* _Gestellte Aufgabe_
Gib bitte die Zeilen der Auflistung unverändert wieder, beginnend mit der Zeile mit „square-e7[interactable]: ♞ <box>78“ und weiter bis einschließlich der Zeile mit „chess-app-window: ♜♞♝♛♚♜♟♟♟♟♞♟♟♟♟♝♟♟♟♟♟♟♟ 876543“.

* _Vorliegende Auflistung_
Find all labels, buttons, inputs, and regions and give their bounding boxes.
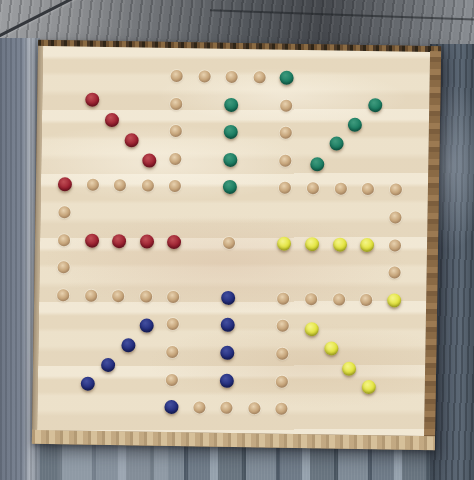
hole-r4c4[interactable] [169,180,181,192]
blue-marble[interactable] [121,338,135,352]
hole-r10c4[interactable] [166,346,178,358]
hole-r8c3[interactable] [140,290,152,302]
red-marble[interactable] [142,154,156,168]
hole-r0c6[interactable] [226,71,238,83]
blue-marble[interactable] [220,373,234,387]
hole-r8c8[interactable] [277,292,289,304]
red-marble[interactable] [140,234,154,248]
hole-r11c8[interactable] [276,375,288,387]
hole-r1c8[interactable] [280,99,292,111]
red-marble[interactable] [84,233,98,247]
floor-plank-bottom-light [58,442,168,480]
red-marble[interactable] [112,234,126,248]
red-marble[interactable] [125,133,139,147]
hole-r2c8[interactable] [280,127,292,139]
hole-r0c4[interactable] [171,70,183,82]
hole-r6c0[interactable] [58,234,70,246]
hole-r3c8[interactable] [280,154,292,166]
blue-marble[interactable] [220,346,234,360]
hole-r4c3[interactable] [141,180,153,192]
hole-r8c1[interactable] [85,289,97,301]
green-marble[interactable] [224,125,238,139]
yellow-marble[interactable] [305,322,319,336]
hole-r6c6[interactable] [223,236,235,248]
blue-marble[interactable] [101,358,115,372]
red-marble[interactable] [58,178,72,192]
hole-r12c8[interactable] [276,403,288,415]
hole-r11c4[interactable] [166,374,178,386]
green-marble[interactable] [224,97,238,111]
green-marble[interactable] [368,98,382,112]
hole-r0c5[interactable] [198,70,210,82]
photo-scene [0,0,474,480]
blue-marble[interactable] [140,318,154,332]
red-marble[interactable] [85,93,99,107]
yellow-marble[interactable] [305,237,319,251]
hole-r8c10[interactable] [333,293,345,305]
hole-r5c0[interactable] [58,206,70,218]
hole-r10c8[interactable] [277,348,289,360]
hole-r7c0[interactable] [58,261,70,273]
hole-r12c7[interactable] [248,402,260,414]
green-marble[interactable] [310,157,324,171]
red-marble[interactable] [167,235,181,249]
hole-r4c1[interactable] [86,179,98,191]
hole-r9c8[interactable] [277,320,289,332]
yellow-marble[interactable] [342,362,356,376]
hole-r6c12[interactable] [389,239,401,251]
yellow-marble[interactable] [360,238,374,252]
hole-r4c2[interactable] [114,179,126,191]
blue-marble[interactable] [165,400,179,414]
hole-r12c6[interactable] [221,402,233,414]
yellow-marble[interactable] [332,237,346,251]
green-marble[interactable] [224,153,238,167]
hole-r7c12[interactable] [388,267,400,279]
blue-marble[interactable] [221,291,235,305]
yellow-marble[interactable] [387,293,401,307]
hole-r0c7[interactable] [253,71,265,83]
hole-r2c4[interactable] [170,125,182,137]
hole-r4c9[interactable] [307,182,319,194]
hole-r9c4[interactable] [167,318,179,330]
hole-r8c9[interactable] [305,293,317,305]
blue-marble[interactable] [81,377,95,391]
hole-r4c8[interactable] [279,182,291,194]
hole-r1c4[interactable] [170,98,182,110]
blue-marble[interactable] [221,318,235,332]
green-marble[interactable] [280,71,294,85]
hole-r8c4[interactable] [167,291,179,303]
yellow-marble[interactable] [324,341,338,355]
red-marble[interactable] [105,113,119,127]
board-surface [37,46,430,436]
hole-r5c12[interactable] [389,211,401,223]
yellow-marble[interactable] [362,380,376,394]
hole-r3c4[interactable] [169,153,181,165]
hole-r4c10[interactable] [334,183,346,195]
green-marble[interactable] [223,180,237,194]
hole-r8c2[interactable] [112,290,124,302]
yellow-marble[interactable] [277,236,291,250]
hole-r8c11[interactable] [360,294,372,306]
hole-r4c11[interactable] [362,183,374,195]
holes-layer [37,46,430,436]
green-marble[interactable] [348,118,362,132]
green-marble[interactable] [329,136,343,150]
game-board [32,40,441,450]
hole-r4c12[interactable] [389,184,401,196]
hole-r8c0[interactable] [57,289,69,301]
hole-r12c5[interactable] [193,402,205,414]
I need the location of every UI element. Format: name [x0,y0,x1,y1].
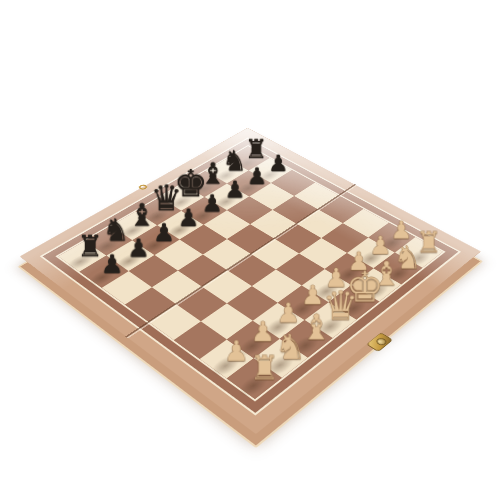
piece-white-rook-a1: ♜ [245,352,284,386]
product-photo-scene: ♜♞♝♛♚♝♞♜♟♟♟♟♟♟♟♟♟♟♟♟♟♟♟♟♜♞♝♛♚♝♞♜ [0,0,500,500]
chess-board: ♜♞♝♛♚♝♞♜♟♟♟♟♟♟♟♟♟♟♟♟♟♟♟♟♜♞♝♛♚♝♞♜ [20,128,481,434]
piece-black-pawn-a7: ♟ [95,251,130,277]
board-frame-band: ♜♞♝♛♚♝♞♜♟♟♟♟♟♟♟♟♟♟♟♟♟♟♟♟♜♞♝♛♚♝♞♜ [40,137,461,415]
board-inlay-border: ♜♞♝♛♚♝♞♜♟♟♟♟♟♟♟♟♟♟♟♟♟♟♟♟♜♞♝♛♚♝♞♜ [55,145,445,402]
gold-latch-knob-icon [374,337,388,347]
chess-set: ♜♞♝♛♚♝♞♜♟♟♟♟♟♟♟♟♟♟♟♟♟♟♟♟♜♞♝♛♚♝♞♜ [20,128,481,434]
gold-hook-ring-icon [137,184,149,191]
board-squares: ♜♞♝♛♚♝♞♜♟♟♟♟♟♟♟♟♟♟♟♟♟♟♟♟♜♞♝♛♚♝♞♜ [58,146,443,399]
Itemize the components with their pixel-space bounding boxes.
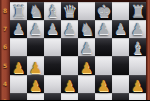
square-e7[interactable]: ♞ <box>78 20 95 38</box>
square-h6[interactable]: ♝ <box>129 38 146 56</box>
square-b4[interactable]: ♟ <box>27 75 44 93</box>
square-f4[interactable]: ♟ <box>95 75 112 93</box>
piece-white-pawn-a5[interactable]: ♟ <box>12 61 25 76</box>
square-f7[interactable]: ♟ <box>95 20 112 38</box>
square-g4[interactable] <box>112 75 129 93</box>
square-b7[interactable]: ♟ <box>27 20 44 38</box>
square-h7[interactable]: ♟ <box>129 20 146 38</box>
rank-label-7: 7 <box>0 26 10 32</box>
piece-black-pawn-f7[interactable]: ♟ <box>97 22 110 37</box>
piece-black-bishop-c8[interactable]: ♝ <box>45 3 60 20</box>
square-a4[interactable] <box>10 75 27 93</box>
piece-black-pawn-e6[interactable]: ♟ <box>80 41 93 56</box>
piece-white-pawn-b5[interactable]: ♟ <box>29 61 42 76</box>
square-c5[interactable] <box>44 56 61 74</box>
piece-black-pawn-d7[interactable]: ♟ <box>63 22 76 37</box>
square-b8[interactable]: ♞ <box>27 2 44 20</box>
piece-white-pawn-f4[interactable]: ♟ <box>97 79 110 94</box>
square-f8[interactable]: ♚ <box>95 2 112 20</box>
square-h4[interactable]: ♟ <box>129 75 146 93</box>
chess-app-window: ♜♞♝♛♚♜♟♟♟♟♞♟♟♟♟♝♟♟♟♟♟♟♟ 876543 <box>0 0 150 100</box>
square-c8[interactable]: ♝ <box>44 2 61 20</box>
piece-black-knight-e7[interactable]: ♞ <box>79 21 94 38</box>
board-frame-right <box>146 0 150 100</box>
rank-label-8: 8 <box>0 8 10 14</box>
square-d7[interactable]: ♟ <box>61 20 78 38</box>
piece-black-pawn-h7[interactable]: ♟ <box>131 22 144 37</box>
square-b5[interactable]: ♟ <box>27 56 44 74</box>
piece-black-rook-h8[interactable]: ♜ <box>130 3 145 20</box>
piece-black-queen-d8[interactable]: ♛ <box>62 3 77 20</box>
square-h8[interactable]: ♜ <box>129 2 146 20</box>
square-f6[interactable] <box>95 38 112 56</box>
square-c7[interactable]: ♟ <box>44 20 61 38</box>
board-frame-top <box>10 0 146 2</box>
square-g6[interactable] <box>112 38 129 56</box>
piece-black-bishop-h6[interactable]: ♝ <box>130 40 145 57</box>
square-g3[interactable] <box>112 93 129 100</box>
rank-label-4: 4 <box>0 81 10 87</box>
square-a3[interactable] <box>10 93 27 100</box>
piece-white-pawn-e5[interactable]: ♟ <box>80 61 93 76</box>
square-h5[interactable] <box>129 56 146 74</box>
square-a5[interactable]: ♟ <box>10 56 27 74</box>
square-f5[interactable] <box>95 56 112 74</box>
piece-black-pawn-a7[interactable]: ♟ <box>12 22 25 37</box>
square-a8[interactable]: ♜ <box>10 2 27 20</box>
square-e8[interactable] <box>78 2 95 20</box>
piece-black-knight-b8[interactable]: ♞ <box>28 3 43 20</box>
piece-white-pawn-h4[interactable]: ♟ <box>131 79 144 94</box>
piece-white-pawn-d4[interactable]: ♟ <box>63 79 76 94</box>
rank-label-5: 5 <box>0 63 10 69</box>
piece-black-pawn-b7[interactable]: ♟ <box>29 22 42 37</box>
square-d5[interactable] <box>61 56 78 74</box>
square-d4[interactable]: ♟ <box>61 75 78 93</box>
piece-white-pawn-b4[interactable]: ♟ <box>29 79 42 94</box>
square-c6[interactable] <box>44 38 61 56</box>
square-g7[interactable]: ♟ <box>112 20 129 38</box>
square-d6[interactable] <box>61 38 78 56</box>
square-c3[interactable] <box>44 93 61 100</box>
piece-black-pawn-c7[interactable]: ♟ <box>46 22 59 37</box>
piece-black-rook-a8[interactable]: ♜ <box>11 3 26 20</box>
square-b6[interactable] <box>27 38 44 56</box>
rank-label-6: 6 <box>0 44 10 50</box>
chess-board[interactable]: ♜♞♝♛♚♜♟♟♟♟♞♟♟♟♟♝♟♟♟♟♟♟♟ <box>10 2 146 101</box>
piece-black-pawn-g7[interactable]: ♟ <box>114 22 127 37</box>
square-d8[interactable]: ♛ <box>61 2 78 20</box>
square-e4[interactable] <box>78 75 95 93</box>
square-a6[interactable] <box>10 38 27 56</box>
square-a7[interactable]: ♟ <box>10 20 27 38</box>
square-e5[interactable]: ♟ <box>78 56 95 74</box>
square-g5[interactable] <box>112 56 129 74</box>
square-e3[interactable] <box>78 93 95 100</box>
piece-black-king-f8[interactable]: ♚ <box>96 3 111 20</box>
square-e6[interactable]: ♟ <box>78 38 95 56</box>
square-g8[interactable] <box>112 2 129 20</box>
square-c4[interactable] <box>44 75 61 93</box>
rank-label-3: 3 <box>0 99 10 100</box>
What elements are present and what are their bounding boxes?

* _Endergebnis_
square-e7[interactable]: ♞ <box>78 20 95 38</box>
square-h6[interactable]: ♝ <box>129 38 146 56</box>
square-b4[interactable]: ♟ <box>27 75 44 93</box>
square-f4[interactable]: ♟ <box>95 75 112 93</box>
piece-white-pawn-a5[interactable]: ♟ <box>12 61 25 76</box>
square-f7[interactable]: ♟ <box>95 20 112 38</box>
square-g4[interactable] <box>112 75 129 93</box>
square-b7[interactable]: ♟ <box>27 20 44 38</box>
square-h7[interactable]: ♟ <box>129 20 146 38</box>
rank-label-7: 7 <box>0 26 10 32</box>
piece-black-pawn-f7[interactable]: ♟ <box>97 22 110 37</box>
piece-black-bishop-c8[interactable]: ♝ <box>45 3 60 20</box>
square-a4[interactable] <box>10 75 27 93</box>
piece-black-pawn-e6[interactable]: ♟ <box>80 41 93 56</box>
piece-white-pawn-b5[interactable]: ♟ <box>29 61 42 76</box>
square-c5[interactable] <box>44 56 61 74</box>
piece-black-pawn-d7[interactable]: ♟ <box>63 22 76 37</box>
square-b8[interactable]: ♞ <box>27 2 44 20</box>
piece-white-pawn-f4[interactable]: ♟ <box>97 79 110 94</box>
square-f8[interactable]: ♚ <box>95 2 112 20</box>
square-h4[interactable]: ♟ <box>129 75 146 93</box>
chess-app-window: ♜♞♝♛♚♜♟♟♟♟♞♟♟♟♟♝♟♟♟♟♟♟♟ 876543 <box>0 0 150 100</box>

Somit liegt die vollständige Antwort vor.